◆ **TEKSTFRAGMENT**
12. Zoals onder 8.5 is overwogen, is bestreden besluit II in strijd met artikel 3:2 en 3:46 van de Awb. De rechtbank ziet aanleiding om verweerder met toepassing van artikel 8:51a, eerste lid, en 8:80a van de Awb in de gelegenheid te stellen het gebrek in dit besluit te herstellen. Dat kan uitsluitend door onderzoek te doen naar eventuele andere geschikte locaties voor het appartementencomplex en de behoefte aan de studentenappartementen af te wegen tegen het bestaande aanbod. Verweerder dient de uitkomst van dit onderzoek te beschrijven. De rechtbank bepaalt de termijn waarbinnen verweerder het gebrek kan herstellen op acht weken na verzending van deze tussenuitspraak.
13. Verweerder moet op de voet van artikel 8:51b, eerste lid, van de Awb én om nodeloze vertraging te voorkomen zo spoedig mogelijk, maar uiterlijk binnen twee weken, meedelen aan de rechtbank of hij gebruik maakt van de gelegenheid het gebrek te herstellen. Als verweerder gebruik maakt van die gelegenheid, zal de rechtbank eiseres in de gelegenheid stellen binnen vier weken te reageren op de herstelpoging van verweerder. In beginsel, ook in de situatie dat verweerder de hersteltermijn ongebruikt laat verstrijken, zal de rechtbank zonder tweede zitting uitspraak doen op het beroep.

(Records met lay-outannotaties)
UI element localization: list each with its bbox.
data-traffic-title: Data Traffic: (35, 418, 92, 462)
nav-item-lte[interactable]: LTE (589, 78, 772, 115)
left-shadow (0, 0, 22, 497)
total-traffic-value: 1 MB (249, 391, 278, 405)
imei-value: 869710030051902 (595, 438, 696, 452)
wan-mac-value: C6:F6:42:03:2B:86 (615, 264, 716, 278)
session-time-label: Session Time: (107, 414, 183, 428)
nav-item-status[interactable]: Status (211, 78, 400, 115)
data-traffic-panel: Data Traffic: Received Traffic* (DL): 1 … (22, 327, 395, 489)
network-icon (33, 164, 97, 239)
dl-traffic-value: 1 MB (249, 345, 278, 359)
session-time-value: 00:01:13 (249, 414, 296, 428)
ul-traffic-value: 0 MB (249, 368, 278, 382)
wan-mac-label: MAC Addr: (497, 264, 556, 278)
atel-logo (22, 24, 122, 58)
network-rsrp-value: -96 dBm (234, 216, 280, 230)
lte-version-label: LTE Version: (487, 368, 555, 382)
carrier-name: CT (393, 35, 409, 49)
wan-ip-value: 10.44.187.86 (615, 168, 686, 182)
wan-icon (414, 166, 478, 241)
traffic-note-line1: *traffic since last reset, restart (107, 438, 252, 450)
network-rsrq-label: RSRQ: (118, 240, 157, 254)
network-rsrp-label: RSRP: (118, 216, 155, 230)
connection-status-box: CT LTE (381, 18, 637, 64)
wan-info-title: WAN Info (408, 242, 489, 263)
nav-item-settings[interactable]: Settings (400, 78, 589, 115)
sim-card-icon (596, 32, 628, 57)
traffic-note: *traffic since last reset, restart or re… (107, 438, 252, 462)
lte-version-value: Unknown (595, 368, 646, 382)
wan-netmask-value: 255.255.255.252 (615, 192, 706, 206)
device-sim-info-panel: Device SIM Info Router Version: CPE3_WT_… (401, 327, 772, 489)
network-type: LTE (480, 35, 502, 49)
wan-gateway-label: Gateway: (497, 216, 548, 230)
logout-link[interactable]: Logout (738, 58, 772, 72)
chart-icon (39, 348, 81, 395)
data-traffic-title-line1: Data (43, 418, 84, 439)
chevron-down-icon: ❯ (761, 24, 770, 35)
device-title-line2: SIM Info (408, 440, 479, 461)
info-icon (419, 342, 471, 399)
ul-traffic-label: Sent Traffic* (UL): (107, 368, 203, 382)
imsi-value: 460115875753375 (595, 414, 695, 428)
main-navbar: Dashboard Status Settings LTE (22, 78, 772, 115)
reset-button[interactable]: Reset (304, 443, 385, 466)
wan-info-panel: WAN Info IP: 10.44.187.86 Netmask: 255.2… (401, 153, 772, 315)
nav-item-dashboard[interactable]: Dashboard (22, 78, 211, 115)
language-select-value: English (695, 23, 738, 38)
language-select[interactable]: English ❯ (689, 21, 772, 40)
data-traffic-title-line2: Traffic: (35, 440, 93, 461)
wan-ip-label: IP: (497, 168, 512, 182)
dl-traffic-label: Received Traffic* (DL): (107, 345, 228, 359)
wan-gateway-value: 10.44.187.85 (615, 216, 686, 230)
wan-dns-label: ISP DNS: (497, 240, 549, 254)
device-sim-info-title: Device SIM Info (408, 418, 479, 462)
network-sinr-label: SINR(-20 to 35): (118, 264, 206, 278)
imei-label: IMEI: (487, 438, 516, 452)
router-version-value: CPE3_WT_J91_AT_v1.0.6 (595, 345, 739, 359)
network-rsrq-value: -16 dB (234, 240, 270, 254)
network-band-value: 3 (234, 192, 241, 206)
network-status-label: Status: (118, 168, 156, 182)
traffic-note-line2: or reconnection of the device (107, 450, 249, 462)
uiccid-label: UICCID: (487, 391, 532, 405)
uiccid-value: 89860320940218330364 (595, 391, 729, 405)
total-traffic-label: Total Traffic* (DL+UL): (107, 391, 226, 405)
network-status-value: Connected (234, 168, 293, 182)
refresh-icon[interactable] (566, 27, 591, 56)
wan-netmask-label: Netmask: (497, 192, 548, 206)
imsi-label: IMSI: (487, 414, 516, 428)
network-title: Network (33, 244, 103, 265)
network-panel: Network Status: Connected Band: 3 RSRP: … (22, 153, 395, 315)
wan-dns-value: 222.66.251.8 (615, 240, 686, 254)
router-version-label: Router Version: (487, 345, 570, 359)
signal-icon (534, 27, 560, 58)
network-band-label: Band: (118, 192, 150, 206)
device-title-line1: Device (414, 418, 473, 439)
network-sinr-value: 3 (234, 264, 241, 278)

◆ **UIT TE VOEREN OPDRACHTEN**
a. Noem alle artikelen van de Awb die in het tekstfragment worden genoemd.
b. Hoeveel tijd heeft verweerder volgens het tekstfragment om het gebrek in bestreden besluit II te herstellen?
c. Zet het tekstfragment over het herstel van het gebrek in bestreden besluit II voort na de laatste zin.

◆ **UITGEWERKTE OPDRACHTEN**
a. Artikel 3:2, artikel 3:46, artikel 8:51a (eerste lid), artikel 8:80a en artikel 8:51b (eerste lid).

b. Acht weken na verzending van de tussenuitspraak.

c.
14. De rechtbank houdt iedere verdere beslissing aan tot de einduitspraak op het beroep. Dat laatste betekent ook dat zij over de proceskosten en het griffierecht nu nog geen beslissing neemt.

Beslissing

- draagt verweerder op binnen twee weken aan de rechtbank mee te delen of hij gebruik maakt van de gelegenheid het gebrek te herstellen;
- stelt verweerder in de gelegenheid om binnen acht weken na verzending van deze tussenuitspraak het gebrek te herstellen met inachtneming van de overwegingen en aanwijzingen in deze tussenuitspraak.
Deze uitspraak is gedaan door mr. A.L. Frenkel, voorzitter, en mr. C.J. Waterbolk en mr. D.A.J. Overdijk, leden, in aanwezigheid van mr. J.V. Veldwijk, griffier. De beslissing is in het openbaar uitgesproken op 17 augustus 2017.

Rechtsmiddel

Tegen deze tussenuitspraak staat nog geen hoger beroep open. Tegen deze tussenuitspraak kan hoger beroep worden ingesteld tegelijkertijd met hoger beroep tegen de (eventuele) einduitspraak in deze zaak.